▸ **SET PROBLEM**
Copy out all lines carrying the word "diagram".
────────────────────
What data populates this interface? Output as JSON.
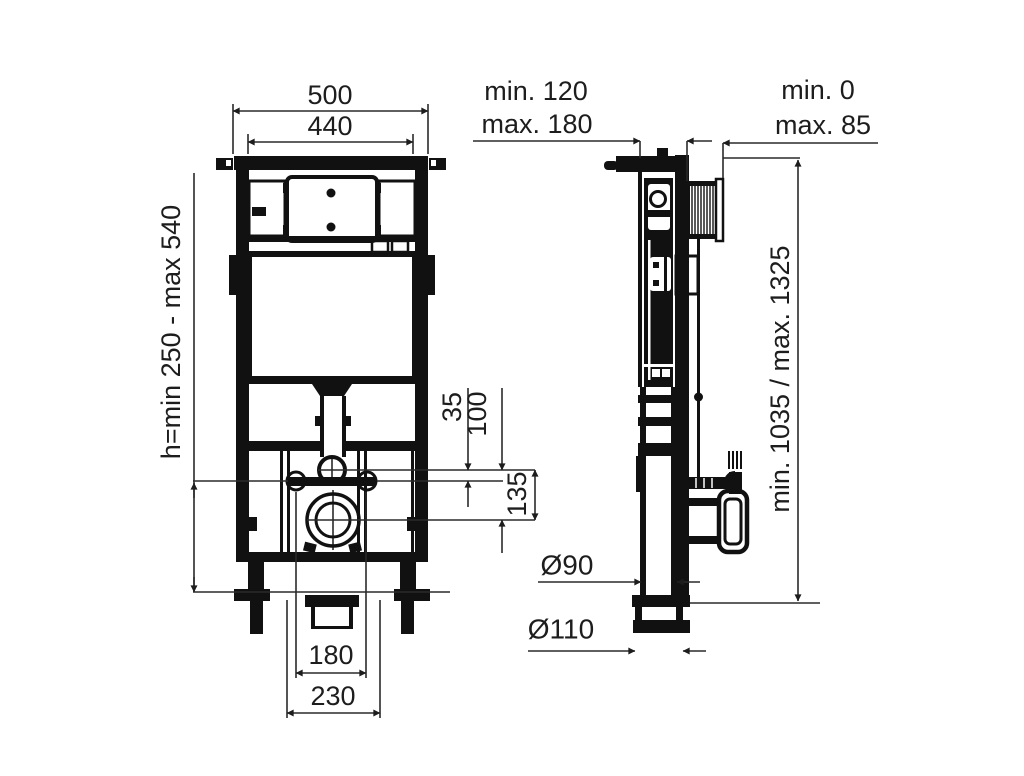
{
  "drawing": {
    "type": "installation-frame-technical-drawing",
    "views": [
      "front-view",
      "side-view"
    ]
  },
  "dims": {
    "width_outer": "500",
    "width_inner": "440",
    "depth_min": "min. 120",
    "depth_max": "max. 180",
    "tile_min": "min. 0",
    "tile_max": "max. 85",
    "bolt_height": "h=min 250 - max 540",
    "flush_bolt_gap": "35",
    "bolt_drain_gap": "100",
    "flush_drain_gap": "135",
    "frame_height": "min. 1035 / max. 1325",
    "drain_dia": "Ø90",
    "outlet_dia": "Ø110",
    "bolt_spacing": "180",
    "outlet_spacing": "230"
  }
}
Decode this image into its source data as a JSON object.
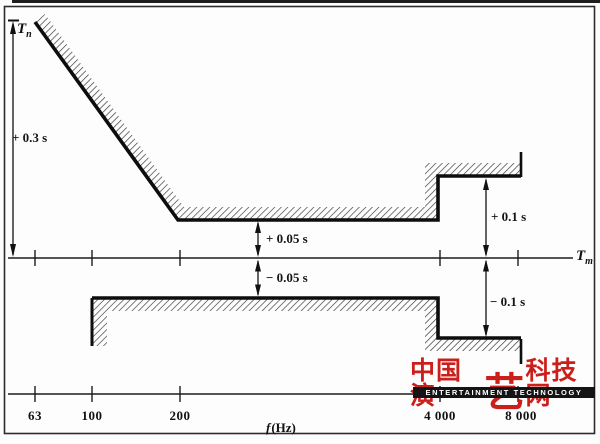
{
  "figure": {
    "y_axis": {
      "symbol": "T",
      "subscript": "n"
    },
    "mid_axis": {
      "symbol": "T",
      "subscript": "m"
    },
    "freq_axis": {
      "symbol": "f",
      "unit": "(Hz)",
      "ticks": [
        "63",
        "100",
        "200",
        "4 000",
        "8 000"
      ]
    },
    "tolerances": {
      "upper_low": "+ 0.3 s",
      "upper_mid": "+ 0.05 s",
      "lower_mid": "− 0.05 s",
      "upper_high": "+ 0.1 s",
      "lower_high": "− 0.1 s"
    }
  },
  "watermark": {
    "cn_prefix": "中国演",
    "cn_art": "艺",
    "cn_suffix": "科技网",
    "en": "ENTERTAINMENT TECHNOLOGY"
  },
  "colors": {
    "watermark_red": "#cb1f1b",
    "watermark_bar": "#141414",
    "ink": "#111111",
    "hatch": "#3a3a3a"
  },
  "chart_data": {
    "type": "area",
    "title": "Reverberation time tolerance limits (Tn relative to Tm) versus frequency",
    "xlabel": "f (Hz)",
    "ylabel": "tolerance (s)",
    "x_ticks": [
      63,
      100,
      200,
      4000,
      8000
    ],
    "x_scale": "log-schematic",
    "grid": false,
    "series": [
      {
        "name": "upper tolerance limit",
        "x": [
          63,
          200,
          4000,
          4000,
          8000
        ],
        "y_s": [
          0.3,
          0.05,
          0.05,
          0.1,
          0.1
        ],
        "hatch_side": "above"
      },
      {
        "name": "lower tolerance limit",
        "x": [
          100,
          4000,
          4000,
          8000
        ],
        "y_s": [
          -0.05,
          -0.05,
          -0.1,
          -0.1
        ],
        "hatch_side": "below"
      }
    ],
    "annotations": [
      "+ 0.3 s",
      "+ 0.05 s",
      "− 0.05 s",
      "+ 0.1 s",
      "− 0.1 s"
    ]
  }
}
────────────────────
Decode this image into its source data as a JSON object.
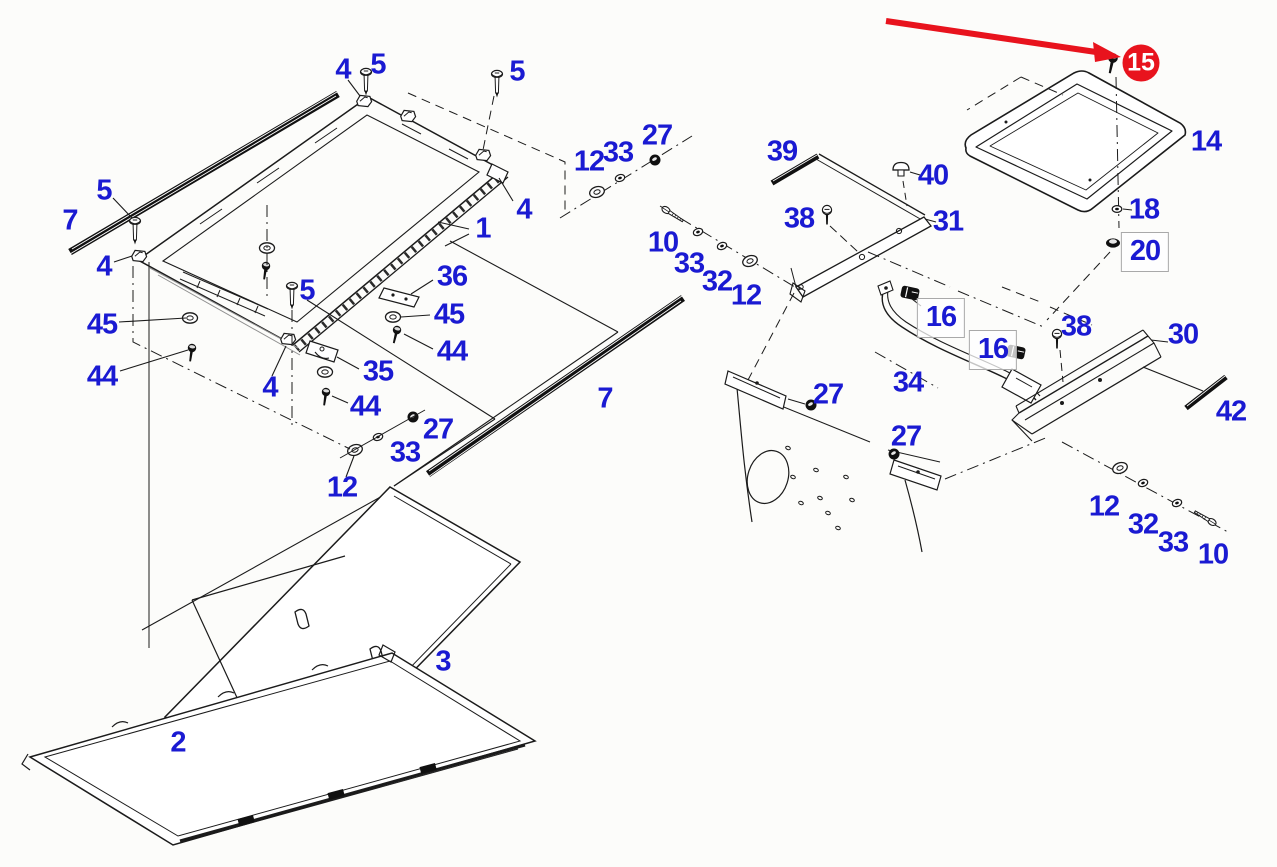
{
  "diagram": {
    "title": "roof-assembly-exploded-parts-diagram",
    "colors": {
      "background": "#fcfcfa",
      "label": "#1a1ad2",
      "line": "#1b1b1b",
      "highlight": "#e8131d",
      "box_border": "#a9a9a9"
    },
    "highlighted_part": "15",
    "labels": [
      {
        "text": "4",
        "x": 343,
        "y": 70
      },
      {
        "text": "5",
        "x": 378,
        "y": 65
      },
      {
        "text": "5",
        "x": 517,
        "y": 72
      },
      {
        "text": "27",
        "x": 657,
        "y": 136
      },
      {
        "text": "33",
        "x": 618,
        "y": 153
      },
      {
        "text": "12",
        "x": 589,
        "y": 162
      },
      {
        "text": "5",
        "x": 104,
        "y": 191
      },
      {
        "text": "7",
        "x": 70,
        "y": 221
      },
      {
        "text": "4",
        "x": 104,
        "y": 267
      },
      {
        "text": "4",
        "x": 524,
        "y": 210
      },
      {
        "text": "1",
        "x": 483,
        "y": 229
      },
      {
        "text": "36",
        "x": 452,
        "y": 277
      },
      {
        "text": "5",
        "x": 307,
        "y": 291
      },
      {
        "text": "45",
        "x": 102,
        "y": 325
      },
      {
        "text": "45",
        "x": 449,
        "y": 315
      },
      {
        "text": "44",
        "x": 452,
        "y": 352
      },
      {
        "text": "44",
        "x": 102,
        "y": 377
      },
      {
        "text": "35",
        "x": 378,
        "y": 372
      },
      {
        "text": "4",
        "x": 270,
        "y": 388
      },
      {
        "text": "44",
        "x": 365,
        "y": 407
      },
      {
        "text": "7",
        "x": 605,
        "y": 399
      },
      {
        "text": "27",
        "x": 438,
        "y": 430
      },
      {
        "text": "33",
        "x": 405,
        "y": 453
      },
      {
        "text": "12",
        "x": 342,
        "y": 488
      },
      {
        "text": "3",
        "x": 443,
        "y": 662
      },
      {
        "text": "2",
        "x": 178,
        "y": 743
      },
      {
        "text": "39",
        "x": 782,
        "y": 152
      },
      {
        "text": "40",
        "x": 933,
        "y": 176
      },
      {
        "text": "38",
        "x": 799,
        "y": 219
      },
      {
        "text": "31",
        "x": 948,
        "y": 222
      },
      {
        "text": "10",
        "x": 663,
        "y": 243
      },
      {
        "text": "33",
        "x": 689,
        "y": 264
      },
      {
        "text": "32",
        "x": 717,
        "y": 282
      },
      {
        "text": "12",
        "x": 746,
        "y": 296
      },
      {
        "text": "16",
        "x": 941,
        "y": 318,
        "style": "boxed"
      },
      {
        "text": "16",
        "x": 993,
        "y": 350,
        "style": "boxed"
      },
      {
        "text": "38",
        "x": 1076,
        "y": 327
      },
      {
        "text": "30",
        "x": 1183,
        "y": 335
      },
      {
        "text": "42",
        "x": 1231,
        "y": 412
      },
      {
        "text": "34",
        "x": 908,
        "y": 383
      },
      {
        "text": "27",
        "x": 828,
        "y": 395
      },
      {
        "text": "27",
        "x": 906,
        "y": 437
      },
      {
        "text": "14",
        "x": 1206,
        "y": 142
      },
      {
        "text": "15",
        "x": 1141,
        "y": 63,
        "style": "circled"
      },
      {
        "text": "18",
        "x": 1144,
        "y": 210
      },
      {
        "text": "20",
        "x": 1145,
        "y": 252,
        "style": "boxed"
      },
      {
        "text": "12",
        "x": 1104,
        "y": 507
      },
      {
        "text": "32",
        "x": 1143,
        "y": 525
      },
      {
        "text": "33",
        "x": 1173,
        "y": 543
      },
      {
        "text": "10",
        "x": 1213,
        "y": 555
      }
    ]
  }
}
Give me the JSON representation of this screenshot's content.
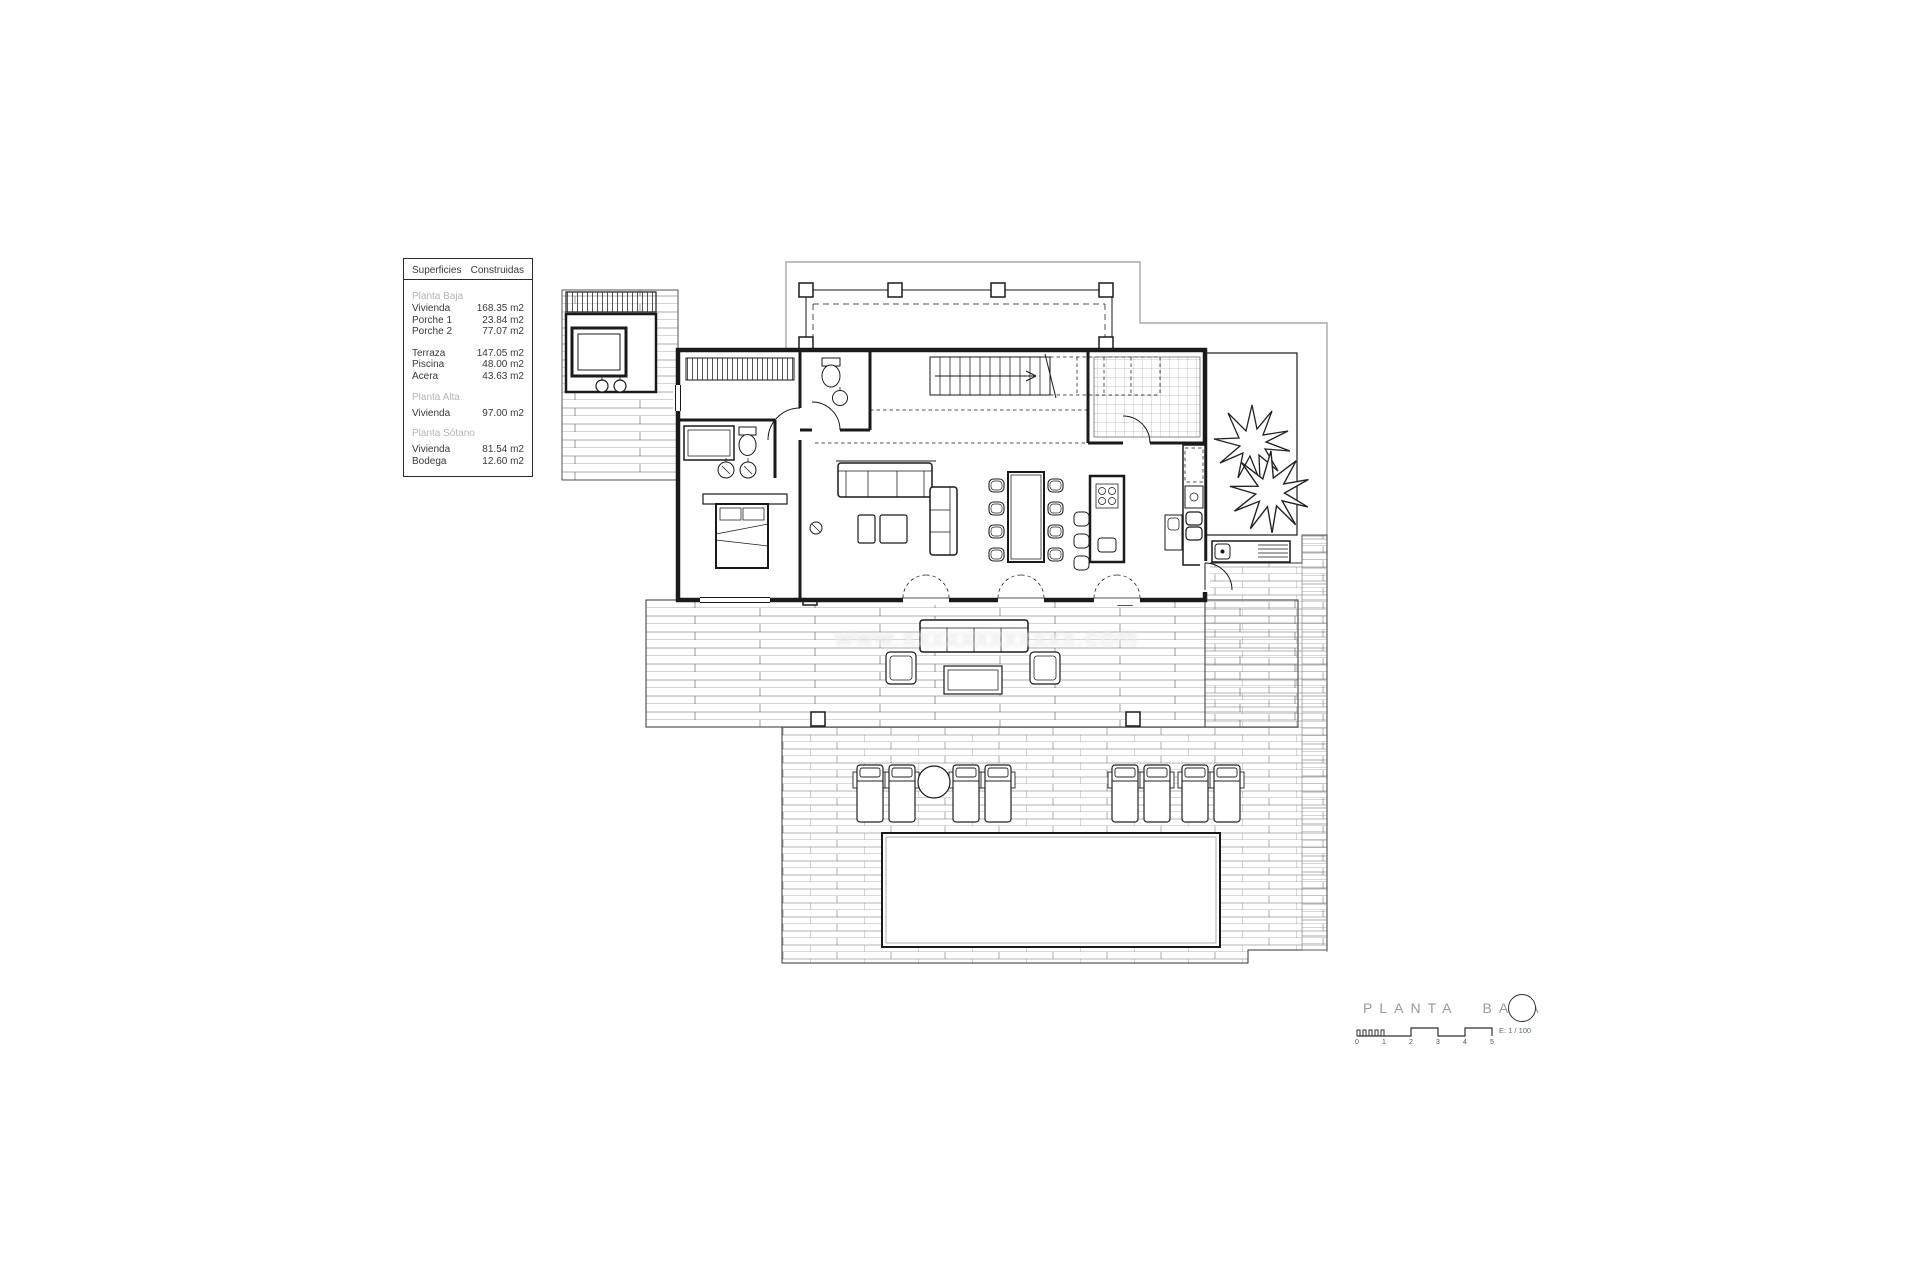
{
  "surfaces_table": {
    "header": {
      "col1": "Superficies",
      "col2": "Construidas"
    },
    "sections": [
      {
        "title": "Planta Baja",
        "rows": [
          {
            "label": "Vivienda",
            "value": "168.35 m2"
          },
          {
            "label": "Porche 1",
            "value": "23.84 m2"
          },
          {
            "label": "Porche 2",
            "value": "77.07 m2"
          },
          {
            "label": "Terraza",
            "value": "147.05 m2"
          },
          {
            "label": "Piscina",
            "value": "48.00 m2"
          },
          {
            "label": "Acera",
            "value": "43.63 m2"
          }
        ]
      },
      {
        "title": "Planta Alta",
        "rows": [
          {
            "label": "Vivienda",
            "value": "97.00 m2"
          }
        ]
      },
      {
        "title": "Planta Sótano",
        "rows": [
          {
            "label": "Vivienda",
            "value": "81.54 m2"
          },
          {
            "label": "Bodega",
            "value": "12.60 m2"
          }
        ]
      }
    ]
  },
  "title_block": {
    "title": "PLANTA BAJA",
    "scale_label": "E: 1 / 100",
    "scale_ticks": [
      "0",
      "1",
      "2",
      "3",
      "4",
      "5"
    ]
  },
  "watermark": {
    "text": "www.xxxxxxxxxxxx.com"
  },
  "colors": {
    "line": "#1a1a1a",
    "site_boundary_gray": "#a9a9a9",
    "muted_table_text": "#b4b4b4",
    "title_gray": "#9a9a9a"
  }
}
────────────────────
▸ **RESULT BELOW**
  "diagram": {
    "title": "roof-assembly-exploded-parts-diagram",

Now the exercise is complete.